─── RECORD LIST ───

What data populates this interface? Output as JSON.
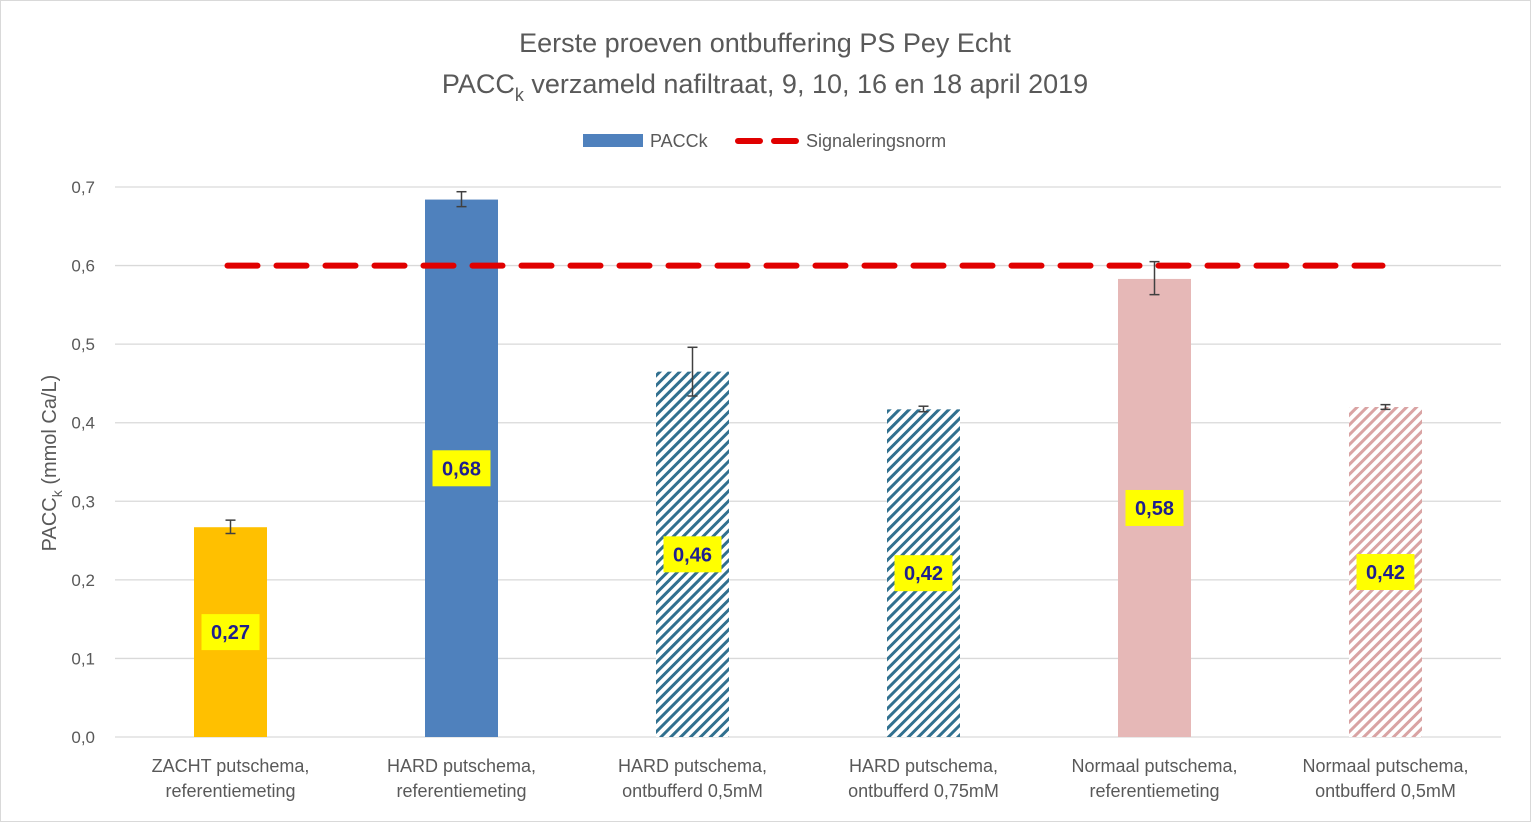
{
  "chart_data": {
    "type": "bar",
    "title_line1": "Eerste proeven ontbuffering PS Pey Echt",
    "title_line2_prefix": "PACC",
    "title_line2_sub": "k",
    "title_line2_suffix": " verzameld nafiltraat, 9, 10, 16 en 18 april 2019",
    "ylabel_prefix": "PACC",
    "ylabel_sub": "k",
    "ylabel_suffix": " (mmol Ca/L)",
    "xlabel": "",
    "ylim": [
      0,
      0.7
    ],
    "yticks": [
      0.0,
      0.1,
      0.2,
      0.3,
      0.4,
      0.5,
      0.6,
      0.7
    ],
    "ytick_labels": [
      "0,0",
      "0,1",
      "0,2",
      "0,3",
      "0,4",
      "0,5",
      "0,6",
      "0,7"
    ],
    "grid": true,
    "legend_position": "top-center",
    "legend": [
      {
        "name": "PACCk",
        "kind": "bar",
        "color": "#4f81bd"
      },
      {
        "name": "Signaleringsnorm",
        "kind": "dashed-line",
        "color": "#e00000"
      }
    ],
    "categories": [
      [
        "ZACHT putschema,",
        "referentiemeting"
      ],
      [
        "HARD putschema,",
        "referentiemeting"
      ],
      [
        "HARD putschema,",
        "ontbufferd 0,5mM"
      ],
      [
        "HARD putschema,",
        "ontbufferd 0,75mM"
      ],
      [
        "Normaal putschema,",
        "referentiemeting"
      ],
      [
        "Normaal putschema,",
        "ontbufferd 0,5mM"
      ]
    ],
    "series": [
      {
        "name": "PACCk",
        "values": [
          0.267,
          0.684,
          0.465,
          0.417,
          0.583,
          0.42
        ],
        "data_labels": [
          "0,27",
          "0,68",
          "0,46",
          "0,42",
          "0,58",
          "0,42"
        ],
        "error_low": [
          0.259,
          0.675,
          0.434,
          0.414,
          0.563,
          0.417
        ],
        "error_high": [
          0.276,
          0.694,
          0.496,
          0.421,
          0.605,
          0.423
        ],
        "fills": [
          {
            "style": "solid",
            "color": "#ffc000"
          },
          {
            "style": "solid",
            "color": "#4f81bd"
          },
          {
            "style": "hatch",
            "color": "#31708f"
          },
          {
            "style": "hatch",
            "color": "#31708f"
          },
          {
            "style": "solid",
            "color": "#e6b8b7"
          },
          {
            "style": "hatch",
            "color": "#d9a3a3"
          }
        ]
      },
      {
        "name": "Signaleringsnorm",
        "type": "line",
        "value": 0.6,
        "color": "#e00000"
      }
    ],
    "data_label_bg": "#ffff00",
    "data_label_color": "#1f1f8f"
  }
}
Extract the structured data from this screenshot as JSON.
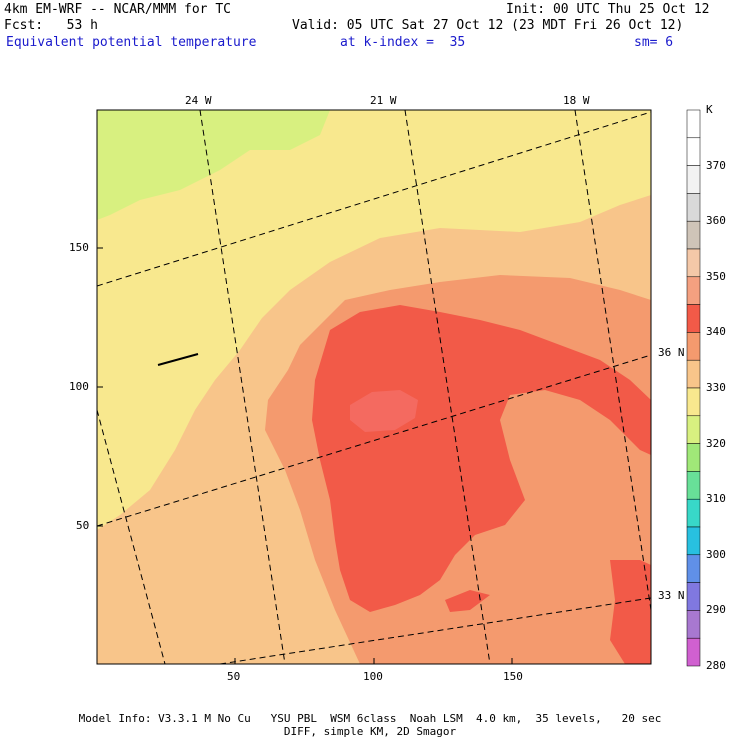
{
  "header": {
    "model_line": "4km EM-WRF -- NCAR/MMM for TC",
    "init_line": "Init: 00 UTC Thu 25 Oct 12",
    "fcst_line": "Fcst:   53 h",
    "valid_line": "Valid: 05 UTC Sat 27 Oct 12 (23 MDT Fri 26 Oct 12)",
    "field_name": "Equivalent potential temperature",
    "level_line": "at k-index =  35",
    "smoothing": "sm= 6"
  },
  "map": {
    "top_ticks": [
      "24 W",
      "21 W",
      "18 W"
    ],
    "bottom_ticks": [
      "50",
      "100",
      "150"
    ],
    "left_ticks": [
      "150",
      "100",
      "50"
    ],
    "right_ticks": [
      "36 N",
      "33 N"
    ]
  },
  "colorbar": {
    "unit": "K",
    "levels": [
      "370",
      "360",
      "350",
      "340",
      "330",
      "320",
      "310",
      "300",
      "290",
      "280"
    ],
    "colors": [
      "#ffffff",
      "#ffffff",
      "#f2f2f2",
      "#d9d9d9",
      "#cfc4b8",
      "#f4c8a8",
      "#f4a080",
      "#f25a48",
      "#f49a6e",
      "#f8c58a",
      "#f8e88e",
      "#d8f080",
      "#a0e878",
      "#68e098",
      "#38d8c8",
      "#28c0e0",
      "#6090e8",
      "#8078e0",
      "#a878d0",
      "#d060d0"
    ]
  },
  "footer": {
    "line1": "Model Info: V3.3.1 M No Cu   YSU PBL  WSM 6class  Noah LSM  4.0 km,  35 levels,   20 sec",
    "line2": "DIFF, simple KM, 2D Smagor"
  }
}
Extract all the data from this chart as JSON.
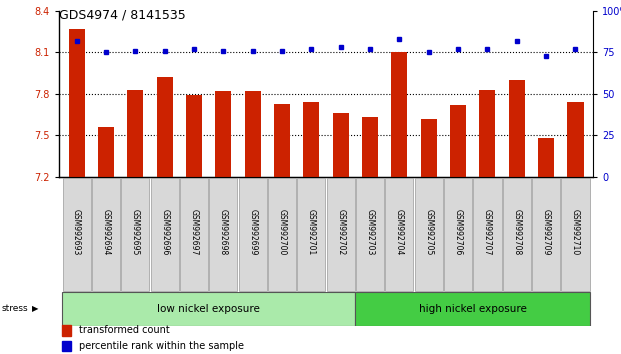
{
  "title": "GDS4974 / 8141535",
  "samples": [
    "GSM992693",
    "GSM992694",
    "GSM992695",
    "GSM992696",
    "GSM992697",
    "GSM992698",
    "GSM992699",
    "GSM992700",
    "GSM992701",
    "GSM992702",
    "GSM992703",
    "GSM992704",
    "GSM992705",
    "GSM992706",
    "GSM992707",
    "GSM992708",
    "GSM992709",
    "GSM992710"
  ],
  "bar_values": [
    8.27,
    7.56,
    7.83,
    7.92,
    7.79,
    7.82,
    7.82,
    7.73,
    7.74,
    7.66,
    7.63,
    8.1,
    7.62,
    7.72,
    7.83,
    7.9,
    7.48,
    7.74
  ],
  "dot_values": [
    82,
    75,
    76,
    76,
    77,
    76,
    76,
    76,
    77,
    78,
    77,
    83,
    75,
    77,
    77,
    82,
    73,
    77
  ],
  "ylim_left": [
    7.2,
    8.4
  ],
  "ylim_right": [
    0,
    100
  ],
  "bar_color": "#cc2200",
  "dot_color": "#0000cc",
  "group1_label": "low nickel exposure",
  "group2_label": "high nickel exposure",
  "group1_count": 10,
  "stress_label": "stress",
  "legend1": "transformed count",
  "legend2": "percentile rank within the sample",
  "group1_color": "#aaeaaa",
  "group2_color": "#44cc44",
  "yticks_left": [
    7.2,
    7.5,
    7.8,
    8.1,
    8.4
  ],
  "yticks_right": [
    0,
    25,
    50,
    75,
    100
  ],
  "hlines": [
    7.5,
    7.8,
    8.1
  ],
  "title_fontsize": 9,
  "axis_label_fontsize": 7,
  "tick_label_fontsize": 5.5,
  "legend_fontsize": 7,
  "group_fontsize": 7.5,
  "bar_width": 0.55
}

───

WHAT THE TASK REQUIRES: How many lines of the listing above include the word "from"? Reply with the number alone.

SOLUTION FOR THIS PROBLEM: 2